• [Source material]:
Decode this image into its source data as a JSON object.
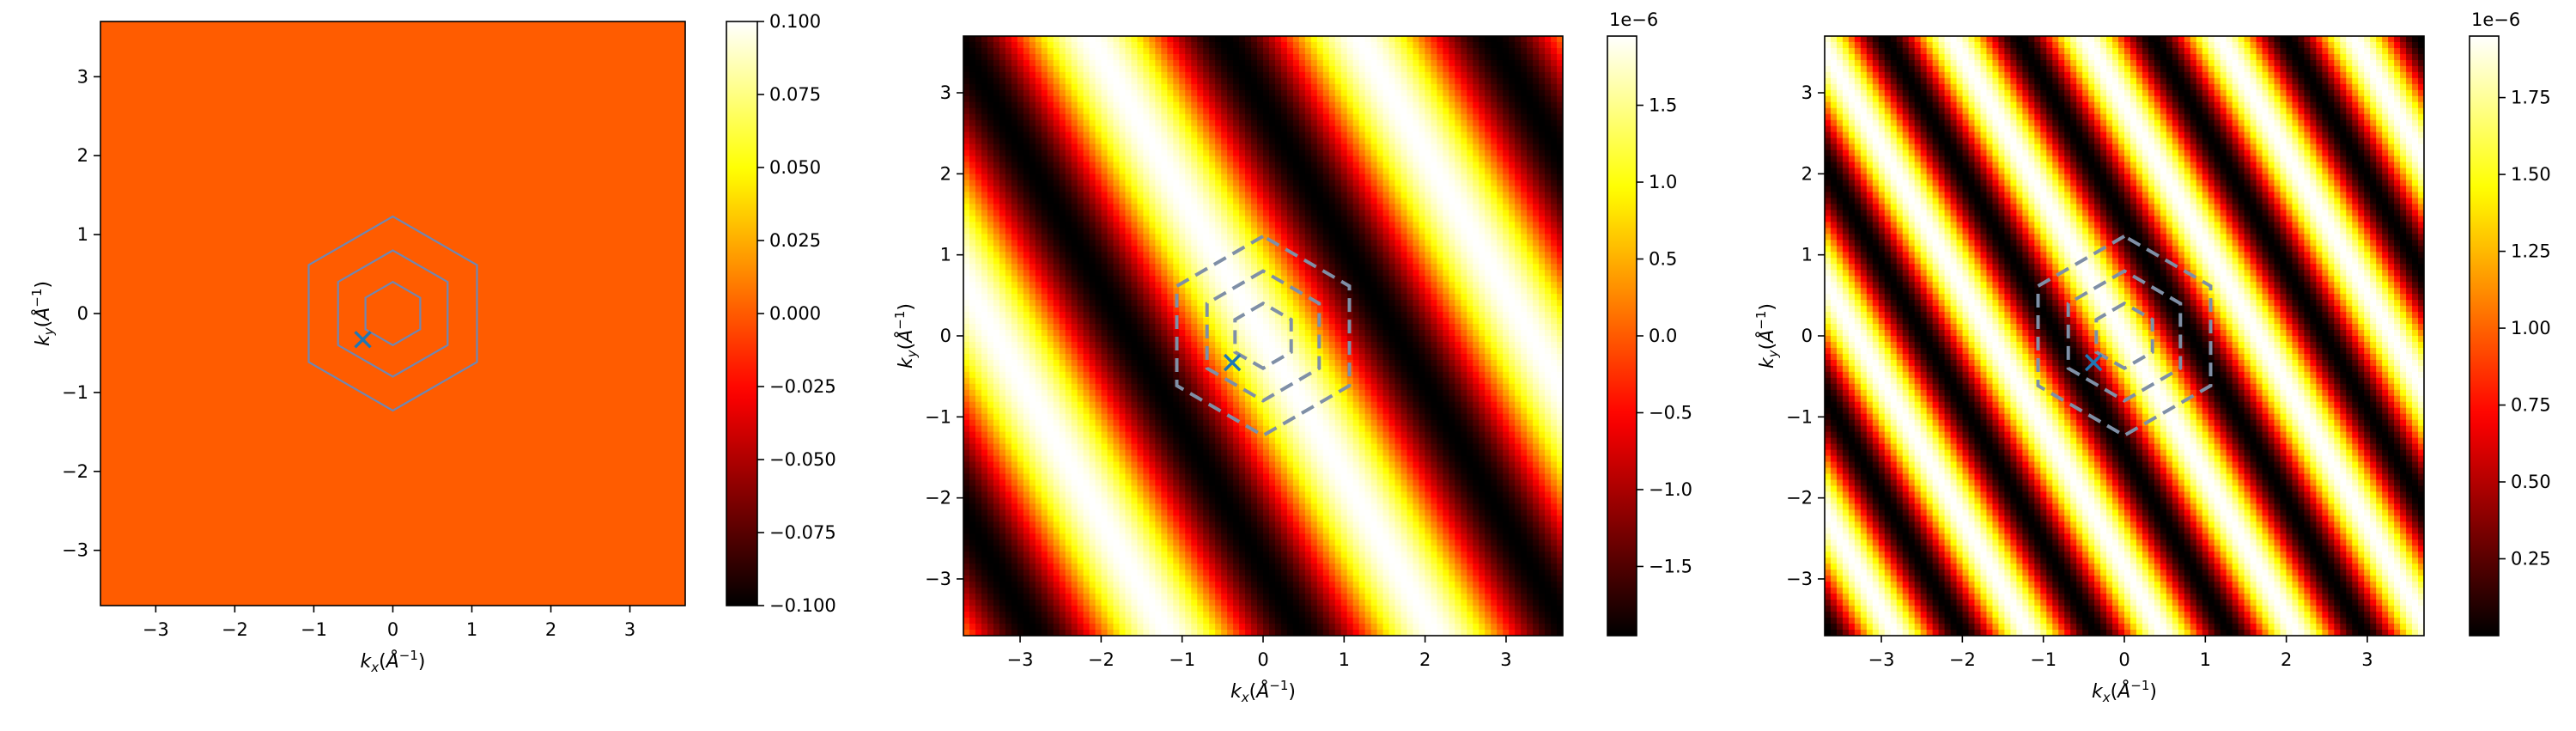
{
  "chart_data": [
    {
      "type": "heatmap",
      "title": "",
      "xlabel": "k_x(Å^-1)",
      "ylabel": "k_y(Å^-1)",
      "xlim": [
        -3.7,
        3.7
      ],
      "ylim": [
        -3.7,
        3.7
      ],
      "xticks": [
        -3,
        -2,
        -1,
        0,
        1,
        2,
        3
      ],
      "yticks": [
        -3,
        -2,
        -1,
        0,
        1,
        2,
        3
      ],
      "xtick_labels": [
        "−3",
        "−2",
        "−1",
        "0",
        "1",
        "2",
        "3"
      ],
      "ytick_labels": [
        "−3",
        "−2",
        "−1",
        "0",
        "1",
        "2",
        "3"
      ],
      "colormap": "hot",
      "field": {
        "kind": "constant",
        "value": 0.0,
        "color": "#ff5c00"
      },
      "colorbar": {
        "vmin": -0.1,
        "vmax": 0.1,
        "offset_label": "",
        "ticks": [
          -0.1,
          -0.075,
          -0.05,
          -0.025,
          0.0,
          0.025,
          0.05,
          0.075,
          0.1
        ],
        "tick_labels": [
          "−0.100",
          "−0.075",
          "−0.050",
          "−0.025",
          "0.000",
          "0.025",
          "0.050",
          "0.075",
          "0.100"
        ]
      },
      "hexagons": {
        "radii": [
          0.4,
          0.8,
          1.23
        ],
        "style": "solid",
        "color": "#6f87b3"
      },
      "marker": {
        "symbol": "x",
        "x": -0.38,
        "y": -0.33,
        "color": "#1f77b4"
      }
    },
    {
      "type": "heatmap",
      "title": "",
      "xlabel": "k_x(Å^-1)",
      "ylabel": "k_y(Å^-1)",
      "xlim": [
        -3.7,
        3.7
      ],
      "ylim": [
        -3.7,
        3.7
      ],
      "xticks": [
        -3,
        -2,
        -1,
        0,
        1,
        2,
        3
      ],
      "yticks": [
        -3,
        -2,
        -1,
        0,
        1,
        2,
        3
      ],
      "xtick_labels": [
        "−3",
        "−2",
        "−1",
        "0",
        "1",
        "2",
        "3"
      ],
      "ytick_labels": [
        "−3",
        "−2",
        "−1",
        "0",
        "1",
        "2",
        "3"
      ],
      "colormap": "hot",
      "field": {
        "kind": "plane_wave",
        "function": "cos",
        "amplitude": 1.95e-06,
        "offset": 0.0,
        "kx": 1.9,
        "ky": 1.1,
        "phase": 0.0
      },
      "colorbar": {
        "vmin": -1.95e-06,
        "vmax": 1.95e-06,
        "offset_label": "1e−6",
        "ticks": [
          -1.5e-06,
          -1e-06,
          -5e-07,
          0.0,
          5e-07,
          1e-06,
          1.5e-06
        ],
        "tick_labels": [
          "−1.5",
          "−1.0",
          "−0.5",
          "0.0",
          "0.5",
          "1.0",
          "1.5"
        ]
      },
      "hexagons": {
        "radii": [
          0.4,
          0.8,
          1.23
        ],
        "style": "dashed",
        "color": "#7f8fa6"
      },
      "marker": {
        "symbol": "x",
        "x": -0.38,
        "y": -0.33,
        "color": "#1f77b4"
      }
    },
    {
      "type": "heatmap",
      "title": "",
      "xlabel": "k_x(Å^-1)",
      "ylabel": "k_y(Å^-1)",
      "xlim": [
        -3.7,
        3.7
      ],
      "ylim": [
        -3.7,
        3.7
      ],
      "xticks": [
        -3,
        -2,
        -1,
        0,
        1,
        2,
        3
      ],
      "yticks": [
        -3,
        -2,
        -1,
        0,
        1,
        2,
        3
      ],
      "xtick_labels": [
        "−3",
        "−2",
        "−1",
        "0",
        "1",
        "2",
        "3"
      ],
      "ytick_labels": [
        "−3",
        "−2",
        "−1",
        "0",
        "1",
        "2",
        "3"
      ],
      "colormap": "hot",
      "field": {
        "kind": "plane_wave",
        "function": "cos",
        "amplitude": 9.75e-07,
        "offset": 9.75e-07,
        "kx": 3.8,
        "ky": 2.2,
        "phase": 0.0
      },
      "colorbar": {
        "vmin": 0.0,
        "vmax": 1.95e-06,
        "offset_label": "1e−6",
        "ticks": [
          2.5e-07,
          5e-07,
          7.5e-07,
          1e-06,
          1.25e-06,
          1.5e-06,
          1.75e-06
        ],
        "tick_labels": [
          "0.25",
          "0.50",
          "0.75",
          "1.00",
          "1.25",
          "1.50",
          "1.75"
        ]
      },
      "hexagons": {
        "radii": [
          0.4,
          0.8,
          1.23
        ],
        "style": "dashed",
        "color": "#7f8fa6"
      },
      "marker": {
        "symbol": "x",
        "x": -0.38,
        "y": -0.33,
        "color": "#1f77b4"
      }
    }
  ]
}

• [Given problem]: Give the data again exactly as written, with all pictures left out.

• [Response to the task]:
Decode this image into its source data as a JSON object.
{
  "chart_data": [
    {
      "type": "heatmap",
      "title": "",
      "xlabel": "k_x(Å^-1)",
      "ylabel": "k_y(Å^-1)",
      "xlim": [
        -3.7,
        3.7
      ],
      "ylim": [
        -3.7,
        3.7
      ],
      "xticks": [
        -3,
        -2,
        -1,
        0,
        1,
        2,
        3
      ],
      "yticks": [
        -3,
        -2,
        -1,
        0,
        1,
        2,
        3
      ],
      "xtick_labels": [
        "−3",
        "−2",
        "−1",
        "0",
        "1",
        "2",
        "3"
      ],
      "ytick_labels": [
        "−3",
        "−2",
        "−1",
        "0",
        "1",
        "2",
        "3"
      ],
      "colormap": "hot",
      "field": {
        "kind": "constant",
        "value": 0.0,
        "color": "#ff5c00"
      },
      "colorbar": {
        "vmin": -0.1,
        "vmax": 0.1,
        "offset_label": "",
        "ticks": [
          -0.1,
          -0.075,
          -0.05,
          -0.025,
          0.0,
          0.025,
          0.05,
          0.075,
          0.1
        ],
        "tick_labels": [
          "−0.100",
          "−0.075",
          "−0.050",
          "−0.025",
          "0.000",
          "0.025",
          "0.050",
          "0.075",
          "0.100"
        ]
      },
      "hexagons": {
        "radii": [
          0.4,
          0.8,
          1.23
        ],
        "style": "solid",
        "color": "#6f87b3"
      },
      "marker": {
        "symbol": "x",
        "x": -0.38,
        "y": -0.33,
        "color": "#1f77b4"
      }
    },
    {
      "type": "heatmap",
      "title": "",
      "xlabel": "k_x(Å^-1)",
      "ylabel": "k_y(Å^-1)",
      "xlim": [
        -3.7,
        3.7
      ],
      "ylim": [
        -3.7,
        3.7
      ],
      "xticks": [
        -3,
        -2,
        -1,
        0,
        1,
        2,
        3
      ],
      "yticks": [
        -3,
        -2,
        -1,
        0,
        1,
        2,
        3
      ],
      "xtick_labels": [
        "−3",
        "−2",
        "−1",
        "0",
        "1",
        "2",
        "3"
      ],
      "ytick_labels": [
        "−3",
        "−2",
        "−1",
        "0",
        "1",
        "2",
        "3"
      ],
      "colormap": "hot",
      "field": {
        "kind": "plane_wave",
        "function": "cos",
        "amplitude": 1.95e-06,
        "offset": 0.0,
        "kx": 1.9,
        "ky": 1.1,
        "phase": 0.0
      },
      "colorbar": {
        "vmin": -1.95e-06,
        "vmax": 1.95e-06,
        "offset_label": "1e−6",
        "ticks": [
          -1.5e-06,
          -1e-06,
          -5e-07,
          0.0,
          5e-07,
          1e-06,
          1.5e-06
        ],
        "tick_labels": [
          "−1.5",
          "−1.0",
          "−0.5",
          "0.0",
          "0.5",
          "1.0",
          "1.5"
        ]
      },
      "hexagons": {
        "radii": [
          0.4,
          0.8,
          1.23
        ],
        "style": "dashed",
        "color": "#7f8fa6"
      },
      "marker": {
        "symbol": "x",
        "x": -0.38,
        "y": -0.33,
        "color": "#1f77b4"
      }
    },
    {
      "type": "heatmap",
      "title": "",
      "xlabel": "k_x(Å^-1)",
      "ylabel": "k_y(Å^-1)",
      "xlim": [
        -3.7,
        3.7
      ],
      "ylim": [
        -3.7,
        3.7
      ],
      "xticks": [
        -3,
        -2,
        -1,
        0,
        1,
        2,
        3
      ],
      "yticks": [
        -3,
        -2,
        -1,
        0,
        1,
        2,
        3
      ],
      "xtick_labels": [
        "−3",
        "−2",
        "−1",
        "0",
        "1",
        "2",
        "3"
      ],
      "ytick_labels": [
        "−3",
        "−2",
        "−1",
        "0",
        "1",
        "2",
        "3"
      ],
      "colormap": "hot",
      "field": {
        "kind": "plane_wave",
        "function": "cos",
        "amplitude": 9.75e-07,
        "offset": 9.75e-07,
        "kx": 3.8,
        "ky": 2.2,
        "phase": 0.0
      },
      "colorbar": {
        "vmin": 0.0,
        "vmax": 1.95e-06,
        "offset_label": "1e−6",
        "ticks": [
          2.5e-07,
          5e-07,
          7.5e-07,
          1e-06,
          1.25e-06,
          1.5e-06,
          1.75e-06
        ],
        "tick_labels": [
          "0.25",
          "0.50",
          "0.75",
          "1.00",
          "1.25",
          "1.50",
          "1.75"
        ]
      },
      "hexagons": {
        "radii": [
          0.4,
          0.8,
          1.23
        ],
        "style": "dashed",
        "color": "#7f8fa6"
      },
      "marker": {
        "symbol": "x",
        "x": -0.38,
        "y": -0.33,
        "color": "#1f77b4"
      }
    }
  ]
}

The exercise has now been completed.